→ Goal
Check each line of the data below for the word "заграничного", then extract the ones that have it.
┌──
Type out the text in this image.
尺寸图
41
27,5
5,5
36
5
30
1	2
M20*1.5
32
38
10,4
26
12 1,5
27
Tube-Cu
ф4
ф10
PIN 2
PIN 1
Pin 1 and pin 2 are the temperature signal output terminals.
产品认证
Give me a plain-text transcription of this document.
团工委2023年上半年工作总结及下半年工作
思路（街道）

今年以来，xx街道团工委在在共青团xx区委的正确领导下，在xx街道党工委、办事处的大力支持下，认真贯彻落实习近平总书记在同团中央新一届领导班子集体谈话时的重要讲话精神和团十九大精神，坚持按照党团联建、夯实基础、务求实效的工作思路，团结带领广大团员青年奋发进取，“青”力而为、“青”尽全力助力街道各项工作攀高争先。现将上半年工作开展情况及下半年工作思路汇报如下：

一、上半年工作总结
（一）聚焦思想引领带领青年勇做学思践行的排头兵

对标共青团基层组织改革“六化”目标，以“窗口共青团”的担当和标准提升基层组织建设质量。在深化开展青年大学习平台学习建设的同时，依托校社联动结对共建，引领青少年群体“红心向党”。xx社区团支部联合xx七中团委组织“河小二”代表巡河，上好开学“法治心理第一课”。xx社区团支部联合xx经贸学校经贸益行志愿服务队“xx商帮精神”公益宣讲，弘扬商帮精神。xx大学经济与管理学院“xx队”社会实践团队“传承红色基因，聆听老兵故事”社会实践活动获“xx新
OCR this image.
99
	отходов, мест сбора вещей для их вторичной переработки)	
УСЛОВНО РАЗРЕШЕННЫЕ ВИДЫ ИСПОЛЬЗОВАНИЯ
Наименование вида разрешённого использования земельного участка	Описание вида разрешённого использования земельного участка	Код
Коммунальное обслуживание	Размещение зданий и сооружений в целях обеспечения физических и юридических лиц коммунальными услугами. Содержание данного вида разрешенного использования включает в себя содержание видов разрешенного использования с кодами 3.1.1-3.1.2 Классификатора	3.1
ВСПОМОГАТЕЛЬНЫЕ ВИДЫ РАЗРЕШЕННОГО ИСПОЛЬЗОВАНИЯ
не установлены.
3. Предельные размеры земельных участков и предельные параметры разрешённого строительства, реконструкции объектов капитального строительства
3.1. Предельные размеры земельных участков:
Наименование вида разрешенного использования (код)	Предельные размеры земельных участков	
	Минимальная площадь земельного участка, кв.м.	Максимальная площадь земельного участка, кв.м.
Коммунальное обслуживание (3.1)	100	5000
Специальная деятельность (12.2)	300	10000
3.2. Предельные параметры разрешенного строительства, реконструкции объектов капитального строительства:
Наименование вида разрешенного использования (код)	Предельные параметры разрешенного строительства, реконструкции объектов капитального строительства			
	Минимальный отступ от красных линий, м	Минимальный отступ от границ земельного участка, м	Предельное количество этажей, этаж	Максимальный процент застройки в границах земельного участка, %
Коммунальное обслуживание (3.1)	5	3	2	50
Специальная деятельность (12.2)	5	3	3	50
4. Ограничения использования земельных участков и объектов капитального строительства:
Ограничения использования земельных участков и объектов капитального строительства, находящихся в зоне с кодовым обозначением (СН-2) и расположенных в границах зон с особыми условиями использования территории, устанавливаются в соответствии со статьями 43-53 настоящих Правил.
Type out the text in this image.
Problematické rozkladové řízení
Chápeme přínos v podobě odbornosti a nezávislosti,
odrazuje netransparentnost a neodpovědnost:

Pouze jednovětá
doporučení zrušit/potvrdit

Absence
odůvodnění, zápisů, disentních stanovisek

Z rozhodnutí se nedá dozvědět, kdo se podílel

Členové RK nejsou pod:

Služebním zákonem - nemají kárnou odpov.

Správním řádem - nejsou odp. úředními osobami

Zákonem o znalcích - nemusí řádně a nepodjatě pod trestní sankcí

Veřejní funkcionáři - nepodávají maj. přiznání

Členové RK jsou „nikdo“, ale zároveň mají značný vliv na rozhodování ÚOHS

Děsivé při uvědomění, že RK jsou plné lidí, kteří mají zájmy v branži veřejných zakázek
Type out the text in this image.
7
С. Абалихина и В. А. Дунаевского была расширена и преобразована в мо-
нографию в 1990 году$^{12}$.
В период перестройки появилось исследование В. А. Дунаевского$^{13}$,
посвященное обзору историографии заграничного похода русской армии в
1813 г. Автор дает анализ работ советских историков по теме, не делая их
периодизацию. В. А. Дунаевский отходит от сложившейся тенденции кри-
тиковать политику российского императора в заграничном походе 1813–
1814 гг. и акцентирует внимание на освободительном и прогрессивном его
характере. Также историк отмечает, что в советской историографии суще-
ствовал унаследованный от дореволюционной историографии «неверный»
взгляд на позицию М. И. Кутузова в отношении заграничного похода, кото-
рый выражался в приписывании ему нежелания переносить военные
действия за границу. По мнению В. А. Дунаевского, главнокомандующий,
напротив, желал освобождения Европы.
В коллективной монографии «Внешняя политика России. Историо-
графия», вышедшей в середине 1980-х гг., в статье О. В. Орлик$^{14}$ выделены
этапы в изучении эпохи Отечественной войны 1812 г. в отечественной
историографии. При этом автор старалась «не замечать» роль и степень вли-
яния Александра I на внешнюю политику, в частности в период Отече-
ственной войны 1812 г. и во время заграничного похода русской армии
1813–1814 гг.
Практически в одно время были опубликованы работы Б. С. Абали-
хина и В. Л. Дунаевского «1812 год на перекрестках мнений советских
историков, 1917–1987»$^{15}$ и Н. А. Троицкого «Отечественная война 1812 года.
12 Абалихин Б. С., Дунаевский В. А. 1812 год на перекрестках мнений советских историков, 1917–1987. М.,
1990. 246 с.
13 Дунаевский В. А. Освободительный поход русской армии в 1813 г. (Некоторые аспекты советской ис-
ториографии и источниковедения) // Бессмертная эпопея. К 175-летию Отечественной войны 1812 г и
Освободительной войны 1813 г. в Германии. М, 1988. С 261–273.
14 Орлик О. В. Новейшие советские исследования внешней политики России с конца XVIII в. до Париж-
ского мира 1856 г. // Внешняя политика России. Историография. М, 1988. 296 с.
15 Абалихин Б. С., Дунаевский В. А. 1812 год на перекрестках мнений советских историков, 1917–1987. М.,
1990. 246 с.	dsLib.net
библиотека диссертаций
└──
→ Exercise solution
посвященное обзору историографии заграничного похода русской армии в
взгляд на позицию М. И. Кутузова в отношении заграничного похода, кото-
ственной войны 1812 г. и во время заграничного похода русской армии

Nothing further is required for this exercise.